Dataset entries
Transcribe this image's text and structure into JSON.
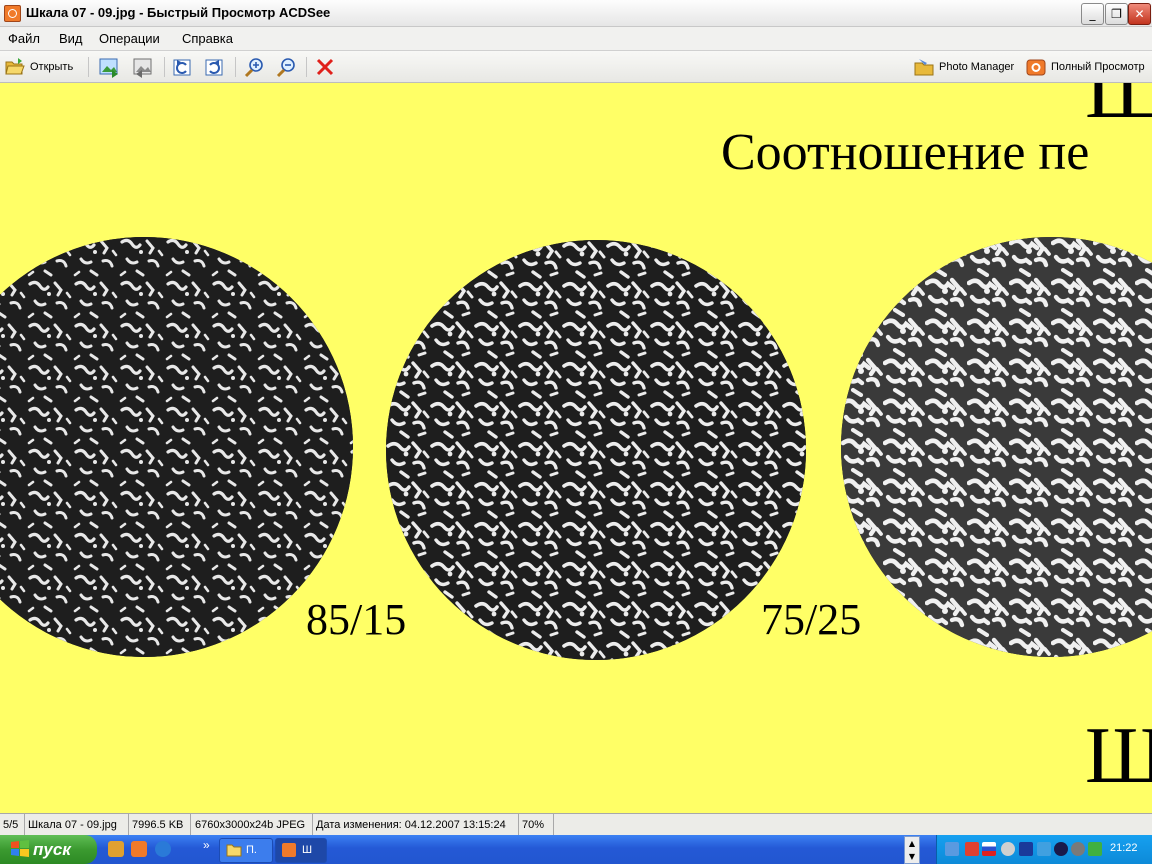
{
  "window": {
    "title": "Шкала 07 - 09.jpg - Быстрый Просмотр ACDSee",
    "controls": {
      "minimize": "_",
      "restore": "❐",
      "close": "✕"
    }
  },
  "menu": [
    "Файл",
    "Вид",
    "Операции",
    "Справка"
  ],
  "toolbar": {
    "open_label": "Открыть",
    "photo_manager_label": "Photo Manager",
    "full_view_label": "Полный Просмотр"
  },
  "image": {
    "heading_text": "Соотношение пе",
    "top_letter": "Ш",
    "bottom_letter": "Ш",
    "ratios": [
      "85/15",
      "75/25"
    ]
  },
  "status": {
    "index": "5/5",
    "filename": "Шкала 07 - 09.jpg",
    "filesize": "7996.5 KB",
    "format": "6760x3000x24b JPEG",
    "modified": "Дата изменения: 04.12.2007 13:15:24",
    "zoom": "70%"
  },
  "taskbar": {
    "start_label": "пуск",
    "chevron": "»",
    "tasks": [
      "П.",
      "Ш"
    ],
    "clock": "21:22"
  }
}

- **Given problem**
Word for word, quote the full listing, omitting every picture.

- **Problem solution**
Transcribe this image's text and structure into JSON.
{
  "window": {
    "title": "Шкала 07 - 09.jpg - Быстрый Просмотр ACDSee",
    "controls": {
      "minimize": "_",
      "restore": "❐",
      "close": "✕"
    }
  },
  "menu": [
    "Файл",
    "Вид",
    "Операции",
    "Справка"
  ],
  "toolbar": {
    "open_label": "Открыть",
    "photo_manager_label": "Photo Manager",
    "full_view_label": "Полный Просмотр"
  },
  "image": {
    "heading_text": "Соотношение пе",
    "top_letter": "Ш",
    "bottom_letter": "Ш",
    "ratios": [
      "85/15",
      "75/25"
    ]
  },
  "status": {
    "index": "5/5",
    "filename": "Шкала 07 - 09.jpg",
    "filesize": "7996.5 KB",
    "format": "6760x3000x24b JPEG",
    "modified": "Дата изменения: 04.12.2007 13:15:24",
    "zoom": "70%"
  },
  "taskbar": {
    "start_label": "пуск",
    "chevron": "»",
    "tasks": [
      "П.",
      "Ш"
    ],
    "clock": "21:22"
  }
}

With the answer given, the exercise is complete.